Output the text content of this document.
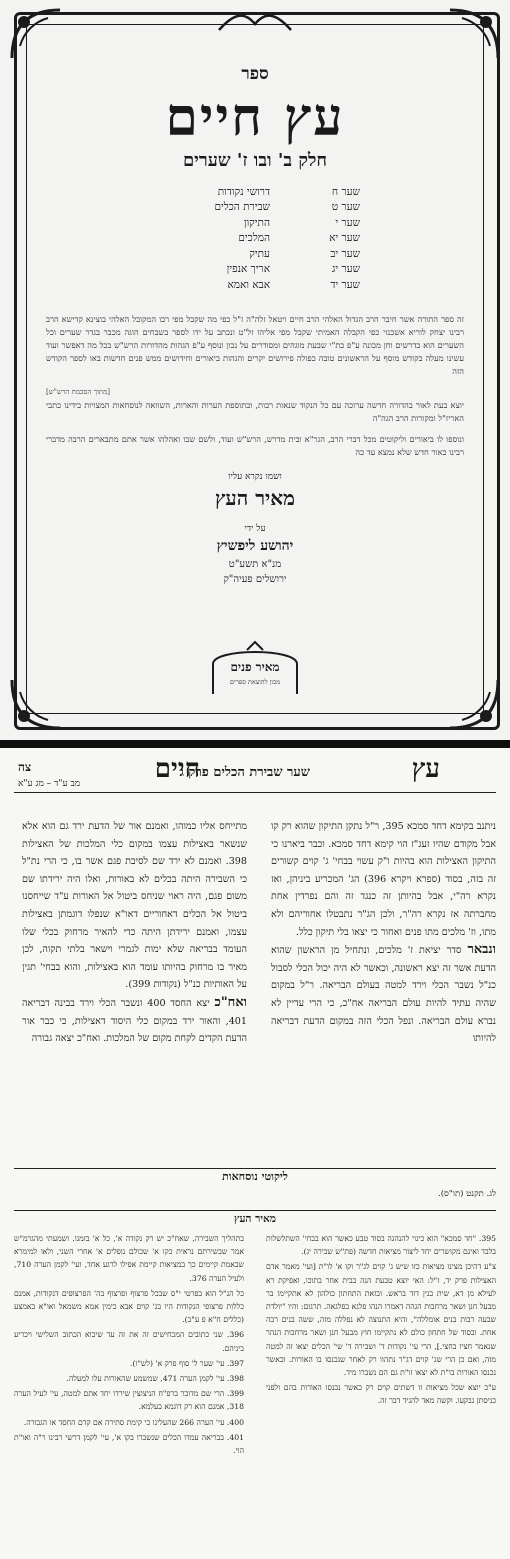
ספר
עץ חיים
חלק ב' ובו ז' שערים
שער ח
דרושי נקודות
שער ט
שבירת הכלים
שער י
התיקון
שער יא
המלכים
שער יב
עתיק
שער יג
אריך אנפין
שער יד
אבא ואמא

זה ספר התורה אשר חיבר הרב הגדול האלהי הרב חיים ויטאל זלה"ה ז"ל כפי מה שקבל מפי רבו המקובל האלהי בוצינא קדישא הרב רבינו יצחק לוריא אשכנזי כפי הקבלה האמיתי שקבל מפי אליהו זל"ט ונכתב על ידו לספר בשבחים הוגה מכבר בגדר שערים וכל השערים הוא בדרשים וחן מכונה ע"פ כת"י שבעת מוגהים ומסודרים על נכון ונוסף ע"פ הגהות מהדורות הרש"ש בכל מה דאפשר ועוד עשינו מעלה בקודש מוסף על הראשונים טובה כפולה פירושים יקרים והגהות ביאורים וחידושים ממש פנים חדשות באו לספר הקודש הזה

[מתוך הסכמת הרש"ש]

יוצא בעת לאור בהדורה חדשה ערוכה עם כל הנקוד שנאות רבות, ובתוספת הערות והארות, השוואה לנוסחאות המצויות בידינו כתבי האריז"ל ומקורות הרב הגה"ה

ונוספו לו ביאורים וליקוטים מכל דברי הרב, הגר"א ובית מדרש, הרש"ש ועוד, ולשם שבו ואהלהו אשר אתם מתבארים הרבה מדברי רבינו כאור חדש שלא נמצא עד כה

ושמו נקרא עליו
מאיר העץ
על ידי
יהושע ליפשיץ
מנ"א תשע"ט
ירושלים פעיה"ק
מאיר פנים
מכון להוצאת ספרים
עץ
שער שבירת הכלים פרק ג
חיים
צה
מב ע"ד – מג ע"א

ניתנב בקימא דחד סמכא 395, ר"ל נתקן התיקון שהוא רק קו אבל מקודם שהיו זעג"ז הוי קימא דחד סמכא. וכבר ביארנו כי התיקון האצילות הוא בהיות ו"ק עשוי בבחי' ג' קוים קשורים זה בזה, בסוד (ספרא ויקרא 396) הג' המכריע ביניהן, ואז נקרא רה"י, אבל בהיותן זה כנגד זה והם נפרדין אחת מחברתה אז נקרא רה"ר, ולכן הג"ר נתבטלו אחוריהם ולא מתו, וז' מלכים מתו פנים ואחור כי יצאו בלי תיקון כלל.

ונבאר סדר יציאת ז' מלכים, ונתחיל מן הראשון שהוא הדעת אשר זה יצא ראשונה, וכאשר לא היה יכול הכלי לסבול כנ"ל נשבר הכלי וירד למטה בעולם הבריאה. ר"ל במקום שהיה עתיד להיות עולם הבריאה אח"כ, כי הרי עדיין לא נברא עולם הבריאה. ונפל הכלי הזה במקום הדעת דבריאה להיותו

מתייחס אליו כמוהו, ואמנם אור של הדעת ירד גם הוא אלא שנשאר באצילות עצמו במקום כלי המלכות של האצילות 398. ואמנם לא ירד שם לסיבת פגם אשר בו, כי הרי נת"ל כי השבירה היתה בכלים לא באורות, ואלו היה ירידתו שם משום פגם, היה ראוי שניחס ביטול אל האורות ע"ד שייחסנו ביטול אל הכלים דאחוריים דאו"א שנפלו דוגמתן באצילות עצמו, ואמנם ירידתן היתה כדי להאיר מרחוק בכלי שלו העומד בבריאה שלא ימות לגמרי וישאר בלתי תקוה, לכן מאיר בו מרחוק בהיותו עומד הוא באצילות, והוא בבחי' תגין על האותיות כנ"ל (נקודות 399).

ואח"כ יצא החסד 400 ונשבר הכלי וירד בבינה דבריאה 401, והאור ירד במקום כלי היסוד דאצילות, כי כבר אור הדעת הקדים לקחת מקום של המלכות. ואח"כ יצאה גבורה

ליקוטי נוסחאות
לג. תקנט (תו"ס).
מאיר העץ

395. "חד סמכא" הוא כינוי להנהגה בסוד טבע כאשר הוא בבחי' השתלשלות בלבד ואינם מקושרים יחד ליצור מציאות חדשה (פת"ש שבירה יג).

צ"ע דהיכן מצינו מציאות כזו שיש ג' קוים לג"ר וקו א' לו"ת [ועי' מאמר אדם האצילות פרק יד, ז"ל: האי יוצא טבעת הנה בבית אחר בתוכו, ואפיקת רא לעילא מן דא, שית בנין דוד בראש. ובזאת התחתון כולהון לא אתקיימו בר מבעל חנן ושאר מרחבות הגהה דאמרו הנהו פלגא בפלגאה. תרגום: והיו "יולדת שבעה רבות בנים אומללה", והיא התנוצה לא נפללה מזה, ששה בנים רבה אחת. ובסוד של חתחון כולם לא נתקיימו חוץ מבעל חנן ושאר מרחבות הנהר שנאמר חציו בחצי.], הרי עי' נקודות ד' ושבירה ד' שי' הכלים יצאו זה למטה מזה, ואם כן הרי שג' קוים דג"ר נתהוו רק לאחר שנכנסו בו האורות. וכאשר נכנסו האורות בו"ת לא יצאו זו"ת גם הם נשברו מיד.

ע"כ יוצא שכל מציאות זו דשתים קוים רק כאשר נכנסו האורות בהם ולפני כניסתן נבקעו. וקשה מאד להגיד דבר זה.

בתהליך השבירה, שאח"כ יש רק נקודה א', כל א' בזמנו. ושמעתי מהגרמ"ש אמר שבשירתם נראית כקו א' שכולם נופלים א' אחרי השני, ולאו למימרא שבאמת קיימים כך במציאות קיימת אפילו לרגע אחד, ועי' לקמן הערה 710, ולעיל הערה 376.

כל הנ"ל הוא בפרטי י"ס שבכל פרצוף ופרצוף בה' הפרצופים דנקודות, אמנם כללות פרצופי הנקודות היו בג' קוים אבא כימין אמא משמאל ואו"א באמצע (כללים ח"א פ ע"ב).

396. שני כתובים המכחישים זה את זה עד שיבוא הכתוב השלישי ויכריע ביניהם.

397. עי' שער ל' סוף פרק א' (לש"ו).

398. עי' לקמן הערה 471, שמשמע שהאורות עלו למעלה.

399. הרי שם מדובר ברפ"ח הניצוצין שירדו יחד אתם למטה, עי' לעיל הערה 318, אמנם הוא רק דוגמא בעלמא.

400. עי' הערה 266 שהעלינו כי קימת סתירה אם קדם החסד או הגבורה.

401. בבריאה עמדו הכלים שנשברו בקו א', עי' לקמן דרשי רבינו ר"ה ואו"ת הוי.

__YOUR GOAL__:
Take every line from the data above that holds "חדשה" and copy it out.

__RESPONSE TO THE TASK__:
יוצא בעת לאור בהדורה חדשה ערוכה עם כל הנקוד שנאות רבות, ובתוספת הערות והארות, השוואה לנוסחאות המצויות בידינו כתבי האריז"ל ומקורות הרב הגה"ה
395. "חד סמכא" הוא כינוי להנהגה בסוד טבע כאשר הוא בבחי' השתלשלות בלבד ואינם מקושרים יחד ליצור מציאות חדשה (פת"ש שבירה יג).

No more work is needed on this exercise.